• [Work order]: Out of the data below, copy every line with the string "hist".

Page transcription entries:
== Segment start ==
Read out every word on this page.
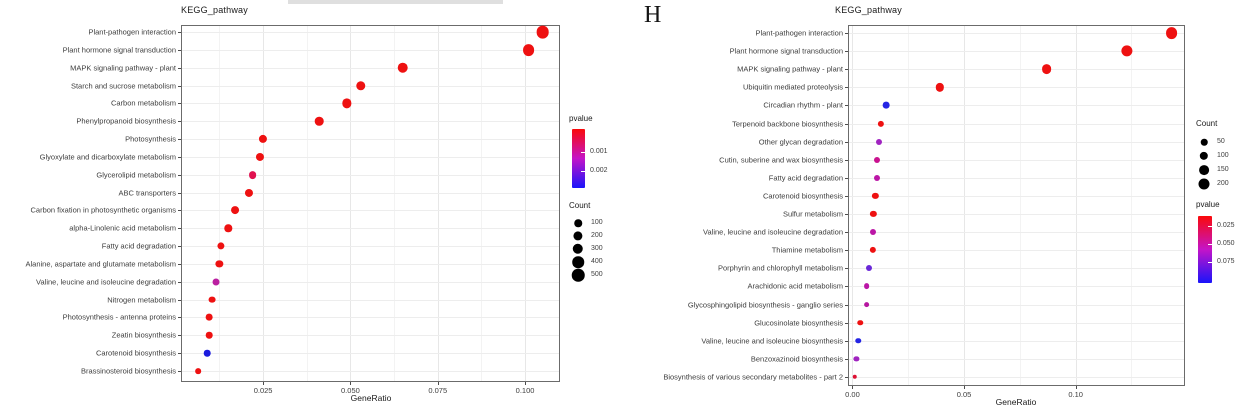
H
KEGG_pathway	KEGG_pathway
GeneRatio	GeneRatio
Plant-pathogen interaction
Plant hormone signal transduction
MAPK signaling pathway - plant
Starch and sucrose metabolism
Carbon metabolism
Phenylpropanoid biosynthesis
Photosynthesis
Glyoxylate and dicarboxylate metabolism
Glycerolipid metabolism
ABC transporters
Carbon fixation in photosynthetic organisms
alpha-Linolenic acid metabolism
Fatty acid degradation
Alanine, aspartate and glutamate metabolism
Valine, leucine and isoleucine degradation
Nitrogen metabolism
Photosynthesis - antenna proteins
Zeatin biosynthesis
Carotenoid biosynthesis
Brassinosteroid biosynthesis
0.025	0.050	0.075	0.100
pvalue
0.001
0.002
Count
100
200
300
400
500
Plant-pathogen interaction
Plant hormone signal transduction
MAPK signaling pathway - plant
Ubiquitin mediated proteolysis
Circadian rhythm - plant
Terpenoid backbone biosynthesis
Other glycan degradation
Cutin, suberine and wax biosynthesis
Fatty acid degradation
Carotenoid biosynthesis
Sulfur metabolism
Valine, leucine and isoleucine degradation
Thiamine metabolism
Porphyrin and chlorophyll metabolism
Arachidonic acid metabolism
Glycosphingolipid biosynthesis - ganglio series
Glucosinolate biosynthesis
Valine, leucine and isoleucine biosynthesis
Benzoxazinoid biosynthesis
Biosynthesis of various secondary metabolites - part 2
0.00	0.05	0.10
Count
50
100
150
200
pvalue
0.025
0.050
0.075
== Segment end ==
== Segment start ==
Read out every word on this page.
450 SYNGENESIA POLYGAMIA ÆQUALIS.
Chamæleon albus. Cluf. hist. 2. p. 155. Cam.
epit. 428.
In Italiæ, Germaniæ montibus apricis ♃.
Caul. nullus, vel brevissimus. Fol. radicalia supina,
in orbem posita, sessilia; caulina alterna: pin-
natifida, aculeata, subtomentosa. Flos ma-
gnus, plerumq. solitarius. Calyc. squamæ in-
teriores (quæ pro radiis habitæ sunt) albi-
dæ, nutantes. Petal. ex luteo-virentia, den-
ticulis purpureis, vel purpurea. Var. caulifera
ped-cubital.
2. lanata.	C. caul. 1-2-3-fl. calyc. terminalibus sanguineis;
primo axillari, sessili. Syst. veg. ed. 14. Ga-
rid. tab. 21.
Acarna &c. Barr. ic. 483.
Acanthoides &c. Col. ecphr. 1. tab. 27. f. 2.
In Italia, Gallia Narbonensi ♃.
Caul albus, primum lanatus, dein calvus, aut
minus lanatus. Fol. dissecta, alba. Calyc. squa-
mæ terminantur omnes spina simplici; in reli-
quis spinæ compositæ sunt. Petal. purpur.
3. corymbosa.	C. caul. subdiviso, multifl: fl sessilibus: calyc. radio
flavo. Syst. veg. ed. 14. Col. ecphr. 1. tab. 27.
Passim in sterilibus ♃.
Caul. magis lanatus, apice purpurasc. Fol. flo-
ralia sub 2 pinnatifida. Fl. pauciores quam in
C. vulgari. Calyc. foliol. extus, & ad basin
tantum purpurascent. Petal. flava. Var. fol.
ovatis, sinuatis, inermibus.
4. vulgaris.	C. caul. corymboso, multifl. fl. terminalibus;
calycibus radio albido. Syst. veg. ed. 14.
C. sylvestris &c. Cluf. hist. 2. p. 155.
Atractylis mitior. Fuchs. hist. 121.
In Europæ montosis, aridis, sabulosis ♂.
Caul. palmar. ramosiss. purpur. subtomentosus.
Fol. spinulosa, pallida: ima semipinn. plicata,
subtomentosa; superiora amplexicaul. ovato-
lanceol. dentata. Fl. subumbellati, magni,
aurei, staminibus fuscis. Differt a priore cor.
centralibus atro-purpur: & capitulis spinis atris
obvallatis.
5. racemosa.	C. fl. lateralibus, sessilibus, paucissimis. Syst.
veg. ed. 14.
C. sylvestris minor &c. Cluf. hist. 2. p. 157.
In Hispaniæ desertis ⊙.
== Segment end ==
== Segment start ==
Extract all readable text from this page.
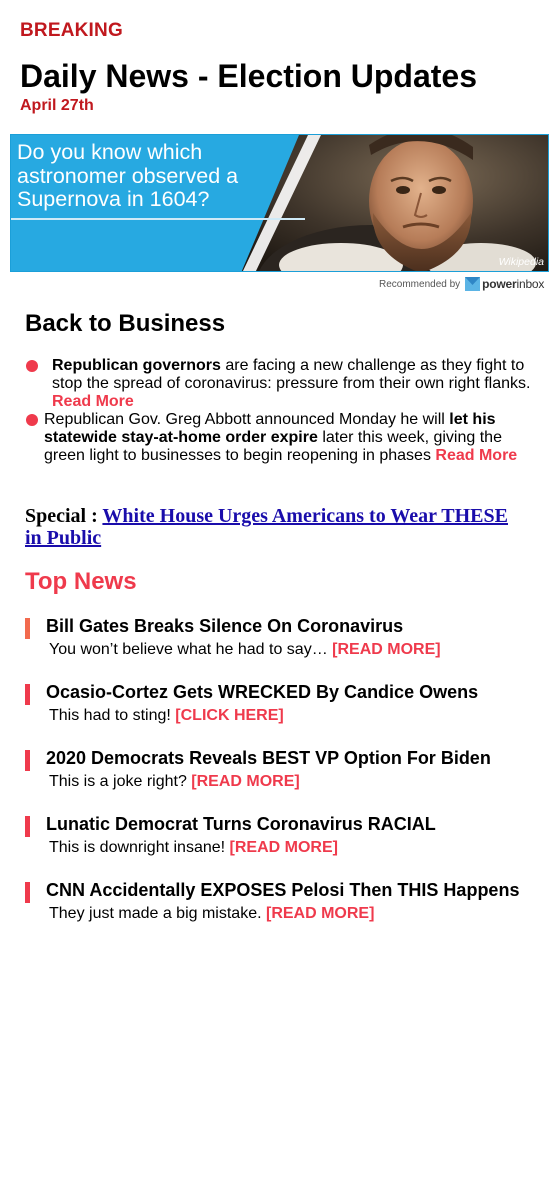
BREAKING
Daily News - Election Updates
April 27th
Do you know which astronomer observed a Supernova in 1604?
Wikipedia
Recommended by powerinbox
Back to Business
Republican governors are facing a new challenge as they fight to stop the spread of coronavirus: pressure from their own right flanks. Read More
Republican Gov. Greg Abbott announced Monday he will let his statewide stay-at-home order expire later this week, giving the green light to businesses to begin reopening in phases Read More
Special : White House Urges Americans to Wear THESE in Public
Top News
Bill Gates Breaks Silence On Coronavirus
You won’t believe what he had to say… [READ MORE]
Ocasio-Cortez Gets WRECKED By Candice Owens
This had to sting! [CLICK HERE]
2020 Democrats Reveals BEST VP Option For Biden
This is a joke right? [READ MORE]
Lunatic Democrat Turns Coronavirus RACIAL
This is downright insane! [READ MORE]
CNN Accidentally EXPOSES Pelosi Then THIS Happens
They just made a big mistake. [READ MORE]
== Segment end ==
• [Answer box]:
Chamæleon albus. Cluf. hist. 2. p. 155. Cam.
C. sylvestris &c. Cluf. hist. 2. p. 155.
Atractylis mitior. Fuchs. hist. 121.
C. sylvestris minor &c. Cluf. hist. 2. p. 157.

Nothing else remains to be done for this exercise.